WRITTEN INSTRUCTION » Select and copy out every line in the records containing "chizig".

-- start of EXERCISE DATA --

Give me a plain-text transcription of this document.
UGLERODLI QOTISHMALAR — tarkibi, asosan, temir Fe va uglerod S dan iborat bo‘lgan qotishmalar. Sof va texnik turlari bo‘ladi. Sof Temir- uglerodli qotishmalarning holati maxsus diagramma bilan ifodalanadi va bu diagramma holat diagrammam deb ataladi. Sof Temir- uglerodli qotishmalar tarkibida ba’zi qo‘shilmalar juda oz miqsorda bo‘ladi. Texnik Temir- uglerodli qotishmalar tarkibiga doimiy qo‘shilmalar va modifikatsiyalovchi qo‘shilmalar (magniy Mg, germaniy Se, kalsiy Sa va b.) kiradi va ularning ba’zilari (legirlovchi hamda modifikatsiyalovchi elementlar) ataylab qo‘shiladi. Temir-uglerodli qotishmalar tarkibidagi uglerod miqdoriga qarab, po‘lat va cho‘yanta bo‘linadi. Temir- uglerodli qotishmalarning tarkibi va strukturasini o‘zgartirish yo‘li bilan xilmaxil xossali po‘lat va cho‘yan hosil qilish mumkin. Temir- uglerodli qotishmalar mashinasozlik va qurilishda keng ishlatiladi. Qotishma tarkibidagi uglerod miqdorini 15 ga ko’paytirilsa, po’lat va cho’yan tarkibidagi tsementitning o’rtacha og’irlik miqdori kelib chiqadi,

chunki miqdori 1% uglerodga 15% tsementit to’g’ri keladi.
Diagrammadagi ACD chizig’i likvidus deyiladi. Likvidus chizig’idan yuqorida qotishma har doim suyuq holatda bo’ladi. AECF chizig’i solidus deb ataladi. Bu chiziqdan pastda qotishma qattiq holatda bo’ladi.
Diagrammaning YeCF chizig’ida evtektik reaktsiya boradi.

-- end of EXERCISE DATA --

TASK RESPONSE »
Diagrammadagi ACD chizig’i likvidus deyiladi. Likvidus chizig’idan yuqorida qotishma har doim suyuq holatda bo’ladi. AECF chizig’i solidus deb ataladi. Bu chiziqdan pastda qotishma qattiq holatda bo’ladi.
Diagrammaning YeCF chizig’ida evtektik reaktsiya boradi.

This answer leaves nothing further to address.